◆ EXERCISE INPUT ◆

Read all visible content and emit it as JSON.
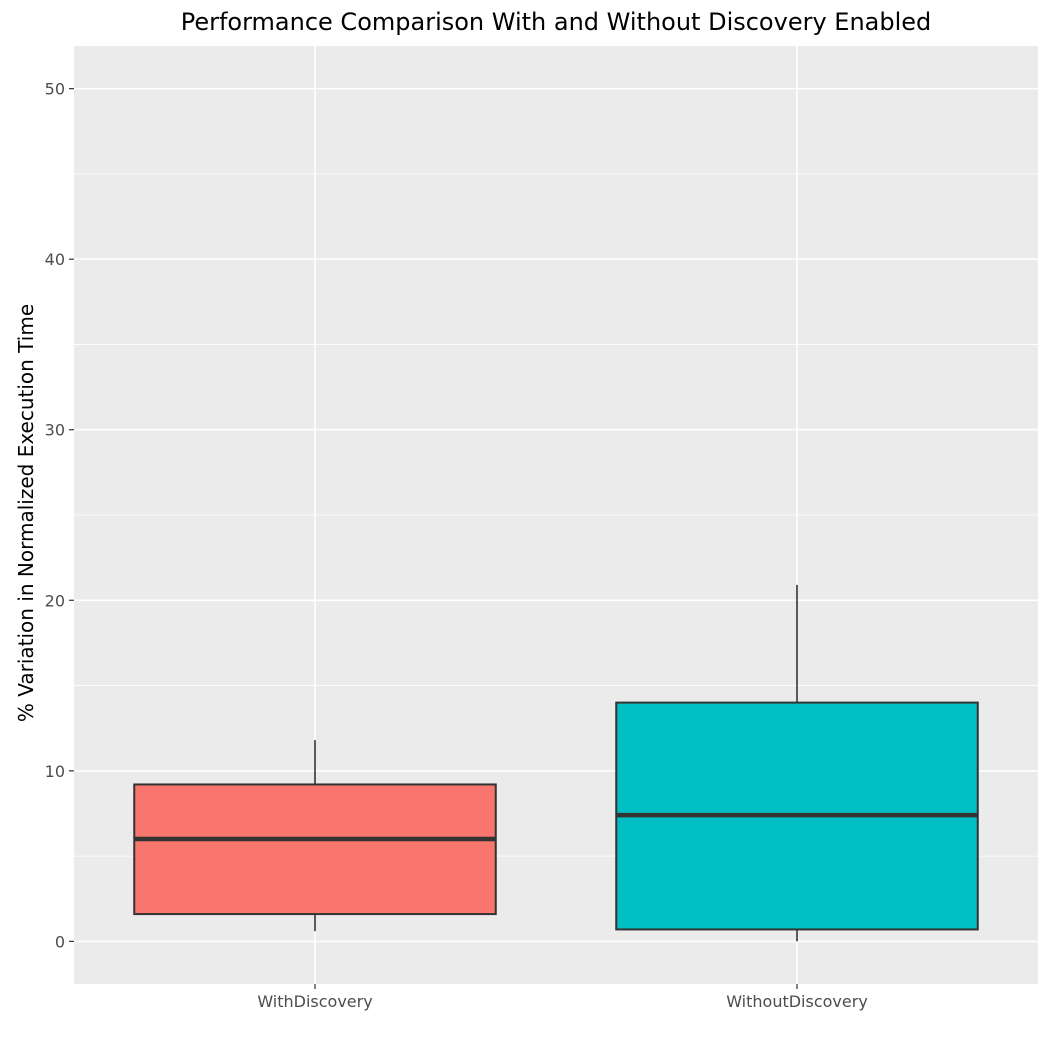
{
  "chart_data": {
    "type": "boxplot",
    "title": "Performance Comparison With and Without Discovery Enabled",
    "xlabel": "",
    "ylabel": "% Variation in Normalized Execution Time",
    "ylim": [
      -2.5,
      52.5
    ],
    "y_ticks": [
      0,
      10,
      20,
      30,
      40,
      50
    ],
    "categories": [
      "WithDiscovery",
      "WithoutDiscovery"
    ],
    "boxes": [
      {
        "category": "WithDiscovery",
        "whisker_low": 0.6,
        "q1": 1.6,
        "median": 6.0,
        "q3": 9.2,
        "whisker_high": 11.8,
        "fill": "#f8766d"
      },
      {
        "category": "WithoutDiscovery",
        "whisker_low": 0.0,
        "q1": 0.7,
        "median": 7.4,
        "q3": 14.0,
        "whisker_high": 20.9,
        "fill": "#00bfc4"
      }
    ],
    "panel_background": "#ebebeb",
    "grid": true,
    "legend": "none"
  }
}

◆ WORK INSTRUCTIONS ◆
Provide only the number of lines in the records containing the string "WithoutDiscovery".

◆ SOLVED PROBLEM ◆
2